Written problem: Identify and pull out each line of the entries in which "screenshot" occurs.

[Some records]
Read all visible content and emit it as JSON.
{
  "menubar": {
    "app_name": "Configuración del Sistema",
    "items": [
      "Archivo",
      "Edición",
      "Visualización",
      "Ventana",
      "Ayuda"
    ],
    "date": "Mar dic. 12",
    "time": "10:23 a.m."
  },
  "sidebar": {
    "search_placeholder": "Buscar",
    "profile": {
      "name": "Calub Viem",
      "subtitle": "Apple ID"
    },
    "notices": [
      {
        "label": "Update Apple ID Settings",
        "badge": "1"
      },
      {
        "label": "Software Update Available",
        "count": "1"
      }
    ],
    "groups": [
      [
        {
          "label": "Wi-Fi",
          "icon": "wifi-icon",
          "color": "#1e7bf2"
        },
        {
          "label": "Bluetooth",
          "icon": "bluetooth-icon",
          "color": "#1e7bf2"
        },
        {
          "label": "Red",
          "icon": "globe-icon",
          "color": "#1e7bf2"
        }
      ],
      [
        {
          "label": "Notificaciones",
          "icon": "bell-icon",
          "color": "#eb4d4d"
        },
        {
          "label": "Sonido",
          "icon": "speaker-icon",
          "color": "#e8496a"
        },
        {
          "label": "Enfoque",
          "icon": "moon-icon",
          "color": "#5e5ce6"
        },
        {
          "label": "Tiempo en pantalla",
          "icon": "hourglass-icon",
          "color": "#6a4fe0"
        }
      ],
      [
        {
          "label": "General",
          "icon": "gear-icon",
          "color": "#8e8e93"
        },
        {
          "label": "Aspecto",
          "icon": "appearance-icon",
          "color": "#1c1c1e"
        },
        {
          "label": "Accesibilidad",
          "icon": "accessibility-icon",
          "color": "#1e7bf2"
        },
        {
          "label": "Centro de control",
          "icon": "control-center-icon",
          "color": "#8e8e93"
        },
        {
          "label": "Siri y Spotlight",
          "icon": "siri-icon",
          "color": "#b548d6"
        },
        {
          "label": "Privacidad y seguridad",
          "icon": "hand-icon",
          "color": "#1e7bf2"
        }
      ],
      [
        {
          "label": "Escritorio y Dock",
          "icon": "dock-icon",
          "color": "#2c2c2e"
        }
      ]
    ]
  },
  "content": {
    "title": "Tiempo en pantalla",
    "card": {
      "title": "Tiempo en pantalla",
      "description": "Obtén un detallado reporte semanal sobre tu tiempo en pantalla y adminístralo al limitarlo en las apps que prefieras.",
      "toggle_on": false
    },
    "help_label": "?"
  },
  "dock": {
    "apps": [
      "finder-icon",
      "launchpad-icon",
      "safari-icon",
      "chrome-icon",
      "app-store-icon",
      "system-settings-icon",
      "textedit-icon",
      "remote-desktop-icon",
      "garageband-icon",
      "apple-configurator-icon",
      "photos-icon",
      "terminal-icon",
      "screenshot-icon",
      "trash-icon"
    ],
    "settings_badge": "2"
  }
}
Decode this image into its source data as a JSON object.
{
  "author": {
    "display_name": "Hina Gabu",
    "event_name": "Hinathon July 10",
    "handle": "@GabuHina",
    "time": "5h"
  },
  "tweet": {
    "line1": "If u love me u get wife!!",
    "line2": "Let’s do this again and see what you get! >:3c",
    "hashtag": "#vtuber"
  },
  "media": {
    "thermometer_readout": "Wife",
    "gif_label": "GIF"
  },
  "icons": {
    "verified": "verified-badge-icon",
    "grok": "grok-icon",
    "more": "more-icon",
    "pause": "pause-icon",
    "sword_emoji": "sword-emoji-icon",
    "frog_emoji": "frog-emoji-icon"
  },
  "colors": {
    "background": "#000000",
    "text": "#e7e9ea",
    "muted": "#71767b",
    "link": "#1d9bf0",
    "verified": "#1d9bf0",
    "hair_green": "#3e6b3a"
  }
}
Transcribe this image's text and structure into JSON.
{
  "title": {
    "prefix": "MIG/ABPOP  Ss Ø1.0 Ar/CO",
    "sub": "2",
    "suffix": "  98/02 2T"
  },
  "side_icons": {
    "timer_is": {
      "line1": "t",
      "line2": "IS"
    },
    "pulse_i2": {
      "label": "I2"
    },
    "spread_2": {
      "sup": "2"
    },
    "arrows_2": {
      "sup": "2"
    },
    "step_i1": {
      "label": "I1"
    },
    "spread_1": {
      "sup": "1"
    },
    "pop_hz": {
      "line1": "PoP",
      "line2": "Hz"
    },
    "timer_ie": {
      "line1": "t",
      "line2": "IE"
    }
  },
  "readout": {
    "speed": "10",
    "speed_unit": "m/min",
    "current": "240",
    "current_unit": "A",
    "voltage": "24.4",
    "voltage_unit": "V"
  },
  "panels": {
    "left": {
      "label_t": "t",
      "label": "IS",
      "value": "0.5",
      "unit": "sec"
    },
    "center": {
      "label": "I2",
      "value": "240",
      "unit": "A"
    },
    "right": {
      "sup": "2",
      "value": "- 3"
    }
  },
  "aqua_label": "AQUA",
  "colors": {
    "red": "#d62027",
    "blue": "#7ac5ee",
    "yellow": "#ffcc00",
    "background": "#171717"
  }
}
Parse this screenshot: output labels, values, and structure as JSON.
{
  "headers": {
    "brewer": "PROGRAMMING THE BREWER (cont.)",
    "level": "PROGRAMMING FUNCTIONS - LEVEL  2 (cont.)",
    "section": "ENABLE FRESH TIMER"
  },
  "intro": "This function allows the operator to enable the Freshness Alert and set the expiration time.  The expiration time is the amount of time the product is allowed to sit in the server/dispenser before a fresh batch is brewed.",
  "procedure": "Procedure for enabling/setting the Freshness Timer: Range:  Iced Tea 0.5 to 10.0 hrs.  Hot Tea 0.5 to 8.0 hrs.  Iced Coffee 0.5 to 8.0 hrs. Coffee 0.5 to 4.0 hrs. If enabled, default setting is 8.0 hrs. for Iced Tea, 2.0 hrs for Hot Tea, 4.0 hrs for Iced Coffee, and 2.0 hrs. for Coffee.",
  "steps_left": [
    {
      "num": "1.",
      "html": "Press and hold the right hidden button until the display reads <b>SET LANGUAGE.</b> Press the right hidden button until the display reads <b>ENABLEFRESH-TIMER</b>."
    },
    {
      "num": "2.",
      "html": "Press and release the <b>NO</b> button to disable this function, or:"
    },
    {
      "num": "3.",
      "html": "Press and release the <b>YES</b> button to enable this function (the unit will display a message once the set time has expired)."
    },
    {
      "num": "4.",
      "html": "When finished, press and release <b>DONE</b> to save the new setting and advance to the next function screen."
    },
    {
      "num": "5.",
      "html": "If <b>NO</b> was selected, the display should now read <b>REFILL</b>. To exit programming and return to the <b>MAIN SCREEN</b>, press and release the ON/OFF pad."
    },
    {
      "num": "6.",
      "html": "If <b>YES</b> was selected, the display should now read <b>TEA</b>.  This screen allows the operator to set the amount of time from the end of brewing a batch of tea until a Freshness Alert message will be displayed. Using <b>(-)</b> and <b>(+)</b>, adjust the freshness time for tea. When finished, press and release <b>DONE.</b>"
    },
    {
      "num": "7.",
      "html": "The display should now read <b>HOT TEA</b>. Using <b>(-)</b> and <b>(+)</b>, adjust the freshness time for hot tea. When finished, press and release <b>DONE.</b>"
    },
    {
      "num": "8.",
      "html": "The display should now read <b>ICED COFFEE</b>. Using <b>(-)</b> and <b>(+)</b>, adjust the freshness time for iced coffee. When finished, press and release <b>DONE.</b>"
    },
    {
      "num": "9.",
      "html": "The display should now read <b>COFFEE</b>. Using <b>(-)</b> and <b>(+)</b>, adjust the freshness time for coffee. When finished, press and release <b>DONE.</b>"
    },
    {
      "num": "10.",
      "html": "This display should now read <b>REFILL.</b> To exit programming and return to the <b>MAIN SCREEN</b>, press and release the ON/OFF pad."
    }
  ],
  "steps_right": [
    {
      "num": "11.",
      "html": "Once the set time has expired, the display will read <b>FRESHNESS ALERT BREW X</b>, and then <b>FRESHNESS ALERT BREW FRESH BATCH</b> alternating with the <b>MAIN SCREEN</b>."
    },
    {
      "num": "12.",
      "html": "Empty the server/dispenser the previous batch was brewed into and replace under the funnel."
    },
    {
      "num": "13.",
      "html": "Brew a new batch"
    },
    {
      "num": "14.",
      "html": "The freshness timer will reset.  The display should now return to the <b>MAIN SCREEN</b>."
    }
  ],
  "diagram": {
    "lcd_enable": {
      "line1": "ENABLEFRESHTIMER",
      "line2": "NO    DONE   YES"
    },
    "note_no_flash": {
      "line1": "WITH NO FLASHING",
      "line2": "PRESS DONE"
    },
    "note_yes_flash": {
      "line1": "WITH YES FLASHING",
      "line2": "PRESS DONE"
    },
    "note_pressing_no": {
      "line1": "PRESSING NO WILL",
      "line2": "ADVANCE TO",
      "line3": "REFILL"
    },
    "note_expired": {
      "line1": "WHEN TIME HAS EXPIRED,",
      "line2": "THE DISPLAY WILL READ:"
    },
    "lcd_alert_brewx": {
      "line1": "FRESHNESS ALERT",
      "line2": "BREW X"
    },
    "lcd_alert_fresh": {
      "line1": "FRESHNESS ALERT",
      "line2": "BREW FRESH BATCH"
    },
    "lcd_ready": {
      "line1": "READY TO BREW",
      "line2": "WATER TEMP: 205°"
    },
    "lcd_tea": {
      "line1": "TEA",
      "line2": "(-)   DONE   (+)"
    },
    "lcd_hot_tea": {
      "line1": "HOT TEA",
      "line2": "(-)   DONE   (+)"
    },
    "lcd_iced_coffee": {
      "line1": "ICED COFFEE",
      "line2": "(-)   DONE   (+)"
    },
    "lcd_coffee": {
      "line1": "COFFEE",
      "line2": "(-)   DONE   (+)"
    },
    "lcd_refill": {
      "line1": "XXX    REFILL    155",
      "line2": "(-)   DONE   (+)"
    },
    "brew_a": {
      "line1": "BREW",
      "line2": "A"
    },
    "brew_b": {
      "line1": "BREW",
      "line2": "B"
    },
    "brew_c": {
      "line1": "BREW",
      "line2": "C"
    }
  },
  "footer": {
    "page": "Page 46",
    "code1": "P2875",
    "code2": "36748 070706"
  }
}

Solution for this exercise:
      "screenshot-icon",
Parse this screenshot: output labels, values, and structure as JSON.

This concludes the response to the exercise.